======== Supplied records

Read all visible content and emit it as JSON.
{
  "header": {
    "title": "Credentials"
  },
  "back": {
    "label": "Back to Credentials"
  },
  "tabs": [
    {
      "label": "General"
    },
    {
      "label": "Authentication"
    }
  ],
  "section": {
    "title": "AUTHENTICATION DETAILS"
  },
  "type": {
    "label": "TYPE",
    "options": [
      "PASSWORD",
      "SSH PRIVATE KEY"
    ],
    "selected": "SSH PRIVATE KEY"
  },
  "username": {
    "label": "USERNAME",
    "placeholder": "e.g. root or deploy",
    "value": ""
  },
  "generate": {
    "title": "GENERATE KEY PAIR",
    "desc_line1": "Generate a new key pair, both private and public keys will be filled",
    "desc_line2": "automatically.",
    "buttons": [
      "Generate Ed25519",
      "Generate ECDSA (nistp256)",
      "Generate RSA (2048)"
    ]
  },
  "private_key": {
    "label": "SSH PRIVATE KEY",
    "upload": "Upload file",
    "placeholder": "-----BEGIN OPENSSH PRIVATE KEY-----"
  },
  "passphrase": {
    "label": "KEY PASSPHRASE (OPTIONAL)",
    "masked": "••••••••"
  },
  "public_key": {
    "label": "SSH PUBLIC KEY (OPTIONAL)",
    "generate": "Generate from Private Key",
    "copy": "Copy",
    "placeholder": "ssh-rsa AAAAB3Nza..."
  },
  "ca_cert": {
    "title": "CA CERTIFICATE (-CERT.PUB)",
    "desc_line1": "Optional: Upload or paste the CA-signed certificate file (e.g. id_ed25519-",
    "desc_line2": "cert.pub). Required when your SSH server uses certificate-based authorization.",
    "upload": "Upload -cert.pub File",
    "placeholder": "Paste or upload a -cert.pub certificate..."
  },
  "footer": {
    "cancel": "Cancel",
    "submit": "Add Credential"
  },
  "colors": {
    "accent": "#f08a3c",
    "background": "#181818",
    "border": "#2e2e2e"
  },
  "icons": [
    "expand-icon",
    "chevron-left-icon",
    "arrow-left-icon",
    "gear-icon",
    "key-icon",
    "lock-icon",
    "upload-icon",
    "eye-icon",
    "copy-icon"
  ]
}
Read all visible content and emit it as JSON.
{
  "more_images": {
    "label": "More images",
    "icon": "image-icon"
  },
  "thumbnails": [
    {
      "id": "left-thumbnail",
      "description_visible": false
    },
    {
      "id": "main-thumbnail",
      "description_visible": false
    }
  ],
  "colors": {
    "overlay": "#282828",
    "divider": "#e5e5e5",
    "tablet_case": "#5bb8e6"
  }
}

================

Exercise task: Return all lines containing "Credentials".

Task response:
    "title": "Credentials"
    "label": "Back to Credentials"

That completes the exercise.